__Aim__: The listing below must be repeated word for word, with its images excluded.

Data excerpts:
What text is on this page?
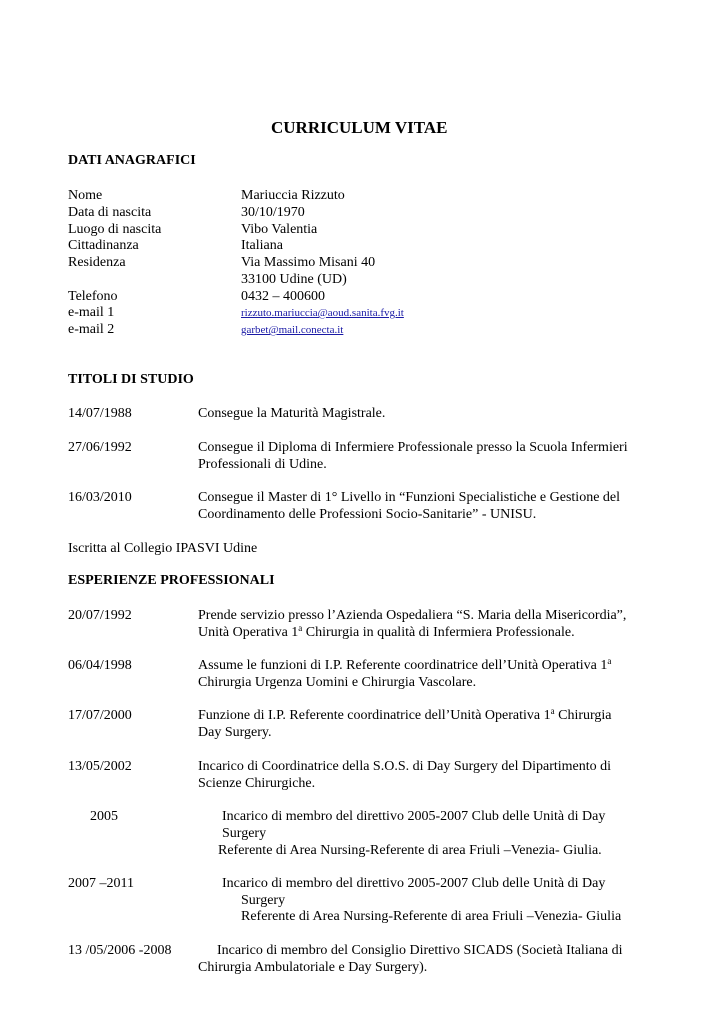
CURRICULUM VITAE
DATI ANAGRAFICI
Nome	Mariuccia Rizzuto
Data di nascita	30/10/1970
Luogo di nascita	Vibo Valentia
Cittadinanza	Italiana
Residenza	Via Massimo Misani 40
33100 Udine (UD)
Telefono	0432 – 400600
e-mail 1	rizzuto.mariuccia@aoud.sanita.fvg.it
e-mail 2	garbet@mail.conecta.it
TITOLI DI STUDIO
14/07/1988	Consegue la Maturità Magistrale.
27/06/1992	Consegue il Diploma di Infermiere Professionale presso la Scuola Infermieri
Professionali di Udine.
16/03/2010	Consegue il Master di 1° Livello in “Funzioni Specialistiche e Gestione del
Coordinamento delle Professioni Socio-Sanitarie” - UNISU.
Iscritta al Collegio IPASVI Udine
ESPERIENZE PROFESSIONALI
20/07/1992	Prende servizio presso l’Azienda Ospedaliera “S. Maria della Misericordia”,
Unità Operativa 1$^a$ Chirurgia in qualità di Infermiera Professionale.
06/04/1998	Assume le funzioni di I.P. Referente coordinatrice dell’Unità Operativa 1$^a$
Chirurgia Urgenza Uomini e Chirurgia Vascolare.
17/07/2000	Funzione di I.P. Referente coordinatrice dell’Unità Operativa 1$^a$ Chirurgia
Day Surgery.
13/05/2002	Incarico di Coordinatrice della S.O.S. di Day Surgery del Dipartimento di
Scienze Chirurgiche.
2005	Incarico di membro del direttivo 2005-2007 Club delle Unità di Day
Surgery
Referente di Area Nursing-Referente di area Friuli –Venezia- Giulia.
2007 –2011	Incarico di membro del direttivo 2005-2007 Club delle Unità di Day
Surgery
Referente di Area Nursing-Referente di area Friuli –Venezia- Giulia
13 /05/2006 -2008	Incarico di membro del Consiglio Direttivo SICADS (Società Italiana di
Chirurgia Ambulatoriale e Day Surgery).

__Finished answer__:
What text is on this page?
CURRICULUM VITAE
DATI ANAGRAFICI
Nome	Mariuccia Rizzuto
Data di nascita	30/10/1970
Luogo di nascita	Vibo Valentia
Cittadinanza	Italiana
Residenza	Via Massimo Misani 40
33100 Udine (UD)
Telefono	0432 – 400600
e-mail 1	rizzuto.mariuccia@aoud.sanita.fvg.it
e-mail 2	garbet@mail.conecta.it
TITOLI DI STUDIO
14/07/1988	Consegue la Maturità Magistrale.
27/06/1992	Consegue il Diploma di Infermiere Professionale presso la Scuola Infermieri
Professionali di Udine.
16/03/2010	Consegue il Master di 1° Livello in “Funzioni Specialistiche e Gestione del
Coordinamento delle Professioni Socio-Sanitarie” - UNISU.
Iscritta al Collegio IPASVI Udine
ESPERIENZE PROFESSIONALI
20/07/1992	Prende servizio presso l’Azienda Ospedaliera “S. Maria della Misericordia”,
Unità Operativa 1$^a$ Chirurgia in qualità di Infermiera Professionale.
06/04/1998	Assume le funzioni di I.P. Referente coordinatrice dell’Unità Operativa 1$^a$
Chirurgia Urgenza Uomini e Chirurgia Vascolare.
17/07/2000	Funzione di I.P. Referente coordinatrice dell’Unità Operativa 1$^a$ Chirurgia
Day Surgery.
13/05/2002	Incarico di Coordinatrice della S.O.S. di Day Surgery del Dipartimento di
Scienze Chirurgiche.
2005	Incarico di membro del direttivo 2005-2007 Club delle Unità di Day
Surgery
Referente di Area Nursing-Referente di area Friuli –Venezia- Giulia.
2007 –2011	Incarico di membro del direttivo 2005-2007 Club delle Unità di Day
Surgery
Referente di Area Nursing-Referente di area Friuli –Venezia- Giulia
13 /05/2006 -2008	Incarico di membro del Consiglio Direttivo SICADS (Società Italiana di
Chirurgia Ambulatoriale e Day Surgery).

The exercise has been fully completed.